Goal of the exercise: Every record must be written out once more, with nothing added or omitted.

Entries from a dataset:
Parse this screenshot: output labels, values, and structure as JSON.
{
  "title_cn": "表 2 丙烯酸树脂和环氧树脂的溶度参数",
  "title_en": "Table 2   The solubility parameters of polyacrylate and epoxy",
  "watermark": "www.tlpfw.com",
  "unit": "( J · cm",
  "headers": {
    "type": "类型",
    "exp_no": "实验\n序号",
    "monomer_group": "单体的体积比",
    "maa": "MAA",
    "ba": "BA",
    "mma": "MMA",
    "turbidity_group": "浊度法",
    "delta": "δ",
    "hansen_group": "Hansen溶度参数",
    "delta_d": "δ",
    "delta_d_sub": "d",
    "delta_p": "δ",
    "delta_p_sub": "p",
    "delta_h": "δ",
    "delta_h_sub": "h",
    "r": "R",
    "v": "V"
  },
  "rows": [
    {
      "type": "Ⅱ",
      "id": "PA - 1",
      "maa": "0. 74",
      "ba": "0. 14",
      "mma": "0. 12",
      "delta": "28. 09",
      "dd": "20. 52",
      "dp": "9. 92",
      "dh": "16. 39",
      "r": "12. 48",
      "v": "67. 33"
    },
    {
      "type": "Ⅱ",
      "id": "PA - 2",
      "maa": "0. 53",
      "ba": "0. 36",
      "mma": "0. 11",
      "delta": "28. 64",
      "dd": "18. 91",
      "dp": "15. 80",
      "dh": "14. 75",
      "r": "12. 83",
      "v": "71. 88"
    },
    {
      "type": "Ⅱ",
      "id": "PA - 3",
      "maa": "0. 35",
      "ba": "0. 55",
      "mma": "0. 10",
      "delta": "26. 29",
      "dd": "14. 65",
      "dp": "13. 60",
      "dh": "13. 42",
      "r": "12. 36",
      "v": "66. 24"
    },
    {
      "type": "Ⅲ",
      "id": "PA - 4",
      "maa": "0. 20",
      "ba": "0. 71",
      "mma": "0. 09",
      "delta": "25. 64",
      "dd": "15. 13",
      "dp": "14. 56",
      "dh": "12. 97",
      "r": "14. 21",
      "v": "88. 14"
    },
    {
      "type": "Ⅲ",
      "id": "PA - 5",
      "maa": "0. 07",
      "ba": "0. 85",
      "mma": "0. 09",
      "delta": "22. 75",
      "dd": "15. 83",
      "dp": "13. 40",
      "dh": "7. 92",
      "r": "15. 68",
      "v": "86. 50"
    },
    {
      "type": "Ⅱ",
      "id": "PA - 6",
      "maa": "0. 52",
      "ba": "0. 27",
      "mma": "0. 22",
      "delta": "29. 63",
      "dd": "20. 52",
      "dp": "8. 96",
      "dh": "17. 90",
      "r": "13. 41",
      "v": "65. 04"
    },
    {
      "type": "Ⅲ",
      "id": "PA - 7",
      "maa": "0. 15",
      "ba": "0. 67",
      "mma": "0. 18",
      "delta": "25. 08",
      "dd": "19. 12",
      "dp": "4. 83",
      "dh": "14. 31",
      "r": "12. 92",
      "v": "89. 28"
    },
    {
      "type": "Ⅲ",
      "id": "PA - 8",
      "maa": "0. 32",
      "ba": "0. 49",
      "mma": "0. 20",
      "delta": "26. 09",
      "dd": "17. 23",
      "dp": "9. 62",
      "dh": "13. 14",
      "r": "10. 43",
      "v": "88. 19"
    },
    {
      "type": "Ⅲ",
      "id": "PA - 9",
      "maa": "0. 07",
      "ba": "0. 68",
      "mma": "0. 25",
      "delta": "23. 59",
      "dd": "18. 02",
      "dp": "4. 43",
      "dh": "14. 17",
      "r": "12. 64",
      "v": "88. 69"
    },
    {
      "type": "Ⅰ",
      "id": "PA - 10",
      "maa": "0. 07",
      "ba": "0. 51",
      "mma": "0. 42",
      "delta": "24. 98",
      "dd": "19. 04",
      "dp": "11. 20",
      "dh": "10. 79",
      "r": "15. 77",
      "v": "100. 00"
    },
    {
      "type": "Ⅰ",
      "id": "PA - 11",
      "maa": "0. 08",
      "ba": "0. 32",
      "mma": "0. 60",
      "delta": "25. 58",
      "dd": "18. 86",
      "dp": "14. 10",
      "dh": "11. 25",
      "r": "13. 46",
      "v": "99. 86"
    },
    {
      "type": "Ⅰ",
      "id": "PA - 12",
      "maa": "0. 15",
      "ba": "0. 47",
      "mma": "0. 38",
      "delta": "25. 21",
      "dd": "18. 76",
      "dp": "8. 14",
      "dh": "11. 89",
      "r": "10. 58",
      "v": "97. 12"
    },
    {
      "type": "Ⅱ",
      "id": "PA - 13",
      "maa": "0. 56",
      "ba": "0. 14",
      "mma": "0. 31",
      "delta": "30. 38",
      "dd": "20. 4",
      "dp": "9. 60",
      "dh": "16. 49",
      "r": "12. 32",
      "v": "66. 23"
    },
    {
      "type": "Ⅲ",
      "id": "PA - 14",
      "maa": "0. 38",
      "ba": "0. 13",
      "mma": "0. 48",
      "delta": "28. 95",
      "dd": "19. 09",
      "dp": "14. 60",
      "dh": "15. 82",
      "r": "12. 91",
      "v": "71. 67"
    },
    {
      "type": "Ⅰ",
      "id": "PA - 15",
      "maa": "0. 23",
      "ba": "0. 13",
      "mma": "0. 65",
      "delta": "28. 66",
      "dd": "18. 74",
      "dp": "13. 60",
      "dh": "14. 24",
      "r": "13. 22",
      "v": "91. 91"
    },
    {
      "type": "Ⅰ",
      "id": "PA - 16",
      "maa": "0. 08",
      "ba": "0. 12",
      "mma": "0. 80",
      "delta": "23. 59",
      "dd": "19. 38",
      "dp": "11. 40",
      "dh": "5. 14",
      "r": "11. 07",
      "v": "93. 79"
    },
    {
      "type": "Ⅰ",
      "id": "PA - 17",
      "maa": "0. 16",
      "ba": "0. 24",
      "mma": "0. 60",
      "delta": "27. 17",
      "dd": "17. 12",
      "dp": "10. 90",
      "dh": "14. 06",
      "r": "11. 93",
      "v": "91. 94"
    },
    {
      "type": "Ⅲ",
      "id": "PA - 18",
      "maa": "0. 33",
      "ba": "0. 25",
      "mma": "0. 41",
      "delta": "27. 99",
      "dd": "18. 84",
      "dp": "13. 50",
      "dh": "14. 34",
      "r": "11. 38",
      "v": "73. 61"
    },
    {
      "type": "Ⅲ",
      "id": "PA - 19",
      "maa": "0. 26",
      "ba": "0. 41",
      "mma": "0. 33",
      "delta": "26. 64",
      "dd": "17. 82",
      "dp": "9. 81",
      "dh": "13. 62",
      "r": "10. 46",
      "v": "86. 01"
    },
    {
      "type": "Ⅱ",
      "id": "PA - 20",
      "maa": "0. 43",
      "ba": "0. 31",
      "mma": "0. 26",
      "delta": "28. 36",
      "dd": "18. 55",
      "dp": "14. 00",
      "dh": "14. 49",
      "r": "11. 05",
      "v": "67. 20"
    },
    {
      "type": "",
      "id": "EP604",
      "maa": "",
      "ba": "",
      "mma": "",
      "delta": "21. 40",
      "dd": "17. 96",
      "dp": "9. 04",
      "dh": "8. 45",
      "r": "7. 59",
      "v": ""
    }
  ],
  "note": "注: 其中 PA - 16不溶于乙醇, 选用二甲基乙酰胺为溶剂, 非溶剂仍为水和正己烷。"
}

Answer to the exercise:
Parse this screenshot: output labels, values, and structure as JSON.
{
  "title_cn": "表 2 丙烯酸树脂和环氧树脂的溶度参数",
  "title_en": "Table 2   The solubility parameters of polyacrylate and epoxy",
  "watermark": "www.tlpfw.com",
  "unit": "( J · cm",
  "headers": {
    "type": "类型",
    "exp_no": "实验\n序号",
    "monomer_group": "单体的体积比",
    "maa": "MAA",
    "ba": "BA",
    "mma": "MMA",
    "turbidity_group": "浊度法",
    "delta": "δ",
    "hansen_group": "Hansen溶度参数",
    "delta_d": "δ",
    "delta_d_sub": "d",
    "delta_p": "δ",
    "delta_p_sub": "p",
    "delta_h": "δ",
    "delta_h_sub": "h",
    "r": "R",
    "v": "V"
  },
  "rows": [
    {
      "type": "Ⅱ",
      "id": "PA - 1",
      "maa": "0. 74",
      "ba": "0. 14",
      "mma": "0. 12",
      "delta": "28. 09",
      "dd": "20. 52",
      "dp": "9. 92",
      "dh": "16. 39",
      "r": "12. 48",
      "v": "67. 33"
    },
    {
      "type": "Ⅱ",
      "id": "PA - 2",
      "maa": "0. 53",
      "ba": "0. 36",
      "mma": "0. 11",
      "delta": "28. 64",
      "dd": "18. 91",
      "dp": "15. 80",
      "dh": "14. 75",
      "r": "12. 83",
      "v": "71. 88"
    },
    {
      "type": "Ⅱ",
      "id": "PA - 3",
      "maa": "0. 35",
      "ba": "0. 55",
      "mma": "0. 10",
      "delta": "26. 29",
      "dd": "14. 65",
      "dp": "13. 60",
      "dh": "13. 42",
      "r": "12. 36",
      "v": "66. 24"
    },
    {
      "type": "Ⅲ",
      "id": "PA - 4",
      "maa": "0. 20",
      "ba": "0. 71",
      "mma": "0. 09",
      "delta": "25. 64",
      "dd": "15. 13",
      "dp": "14. 56",
      "dh": "12. 97",
      "r": "14. 21",
      "v": "88. 14"
    },
    {
      "type": "Ⅲ",
      "id": "PA - 5",
      "maa": "0. 07",
      "ba": "0. 85",
      "mma": "0. 09",
      "delta": "22. 75",
      "dd": "15. 83",
      "dp": "13. 40",
      "dh": "7. 92",
      "r": "15. 68",
      "v": "86. 50"
    },
    {
      "type": "Ⅱ",
      "id": "PA - 6",
      "maa": "0. 52",
      "ba": "0. 27",
      "mma": "0. 22",
      "delta": "29. 63",
      "dd": "20. 52",
      "dp": "8. 96",
      "dh": "17. 90",
      "r": "13. 41",
      "v": "65. 04"
    },
    {
      "type": "Ⅲ",
      "id": "PA - 7",
      "maa": "0. 15",
      "ba": "0. 67",
      "mma": "0. 18",
      "delta": "25. 08",
      "dd": "19. 12",
      "dp": "4. 83",
      "dh": "14. 31",
      "r": "12. 92",
      "v": "89. 28"
    },
    {
      "type": "Ⅲ",
      "id": "PA - 8",
      "maa": "0. 32",
      "ba": "0. 49",
      "mma": "0. 20",
      "delta": "26. 09",
      "dd": "17. 23",
      "dp": "9. 62",
      "dh": "13. 14",
      "r": "10. 43",
      "v": "88. 19"
    },
    {
      "type": "Ⅲ",
      "id": "PA - 9",
      "maa": "0. 07",
      "ba": "0. 68",
      "mma": "0. 25",
      "delta": "23. 59",
      "dd": "18. 02",
      "dp": "4. 43",
      "dh": "14. 17",
      "r": "12. 64",
      "v": "88. 69"
    },
    {
      "type": "Ⅰ",
      "id": "PA - 10",
      "maa": "0. 07",
      "ba": "0. 51",
      "mma": "0. 42",
      "delta": "24. 98",
      "dd": "19. 04",
      "dp": "11. 20",
      "dh": "10. 79",
      "r": "15. 77",
      "v": "100. 00"
    },
    {
      "type": "Ⅰ",
      "id": "PA - 11",
      "maa": "0. 08",
      "ba": "0. 32",
      "mma": "0. 60",
      "delta": "25. 58",
      "dd": "18. 86",
      "dp": "14. 10",
      "dh": "11. 25",
      "r": "13. 46",
      "v": "99. 86"
    },
    {
      "type": "Ⅰ",
      "id": "PA - 12",
      "maa": "0. 15",
      "ba": "0. 47",
      "mma": "0. 38",
      "delta": "25. 21",
      "dd": "18. 76",
      "dp": "8. 14",
      "dh": "11. 89",
      "r": "10. 58",
      "v": "97. 12"
    },
    {
      "type": "Ⅱ",
      "id": "PA - 13",
      "maa": "0. 56",
      "ba": "0. 14",
      "mma": "0. 31",
      "delta": "30. 38",
      "dd": "20. 4",
      "dp": "9. 60",
      "dh": "16. 49",
      "r": "12. 32",
      "v": "66. 23"
    },
    {
      "type": "Ⅲ",
      "id": "PA - 14",
      "maa": "0. 38",
      "ba": "0. 13",
      "mma": "0. 48",
      "delta": "28. 95",
      "dd": "19. 09",
      "dp": "14. 60",
      "dh": "15. 82",
      "r": "12. 91",
      "v": "71. 67"
    },
    {
      "type": "Ⅰ",
      "id": "PA - 15",
      "maa": "0. 23",
      "ba": "0. 13",
      "mma": "0. 65",
      "delta": "28. 66",
      "dd": "18. 74",
      "dp": "13. 60",
      "dh": "14. 24",
      "r": "13. 22",
      "v": "91. 91"
    },
    {
      "type": "Ⅰ",
      "id": "PA - 16",
      "maa": "0. 08",
      "ba": "0. 12",
      "mma": "0. 80",
      "delta": "23. 59",
      "dd": "19. 38",
      "dp": "11. 40",
      "dh": "5. 14",
      "r": "11. 07",
      "v": "93. 79"
    },
    {
      "type": "Ⅰ",
      "id": "PA - 17",
      "maa": "0. 16",
      "ba": "0. 24",
      "mma": "0. 60",
      "delta": "27. 17",
      "dd": "17. 12",
      "dp": "10. 90",
      "dh": "14. 06",
      "r": "11. 93",
      "v": "91. 94"
    },
    {
      "type": "Ⅲ",
      "id": "PA - 18",
      "maa": "0. 33",
      "ba": "0. 25",
      "mma": "0. 41",
      "delta": "27. 99",
      "dd": "18. 84",
      "dp": "13. 50",
      "dh": "14. 34",
      "r": "11. 38",
      "v": "73. 61"
    },
    {
      "type": "Ⅲ",
      "id": "PA - 19",
      "maa": "0. 26",
      "ba": "0. 41",
      "mma": "0. 33",
      "delta": "26. 64",
      "dd": "17. 82",
      "dp": "9. 81",
      "dh": "13. 62",
      "r": "10. 46",
      "v": "86. 01"
    },
    {
      "type": "Ⅱ",
      "id": "PA - 20",
      "maa": "0. 43",
      "ba": "0. 31",
      "mma": "0. 26",
      "delta": "28. 36",
      "dd": "18. 55",
      "dp": "14. 00",
      "dh": "14. 49",
      "r": "11. 05",
      "v": "67. 20"
    },
    {
      "type": "",
      "id": "EP604",
      "maa": "",
      "ba": "",
      "mma": "",
      "delta": "21. 40",
      "dd": "17. 96",
      "dp": "9. 04",
      "dh": "8. 45",
      "r": "7. 59",
      "v": ""
    }
  ],
  "note": "注: 其中 PA - 16不溶于乙醇, 选用二甲基乙酰胺为溶剂, 非溶剂仍为水和正己烷。"
}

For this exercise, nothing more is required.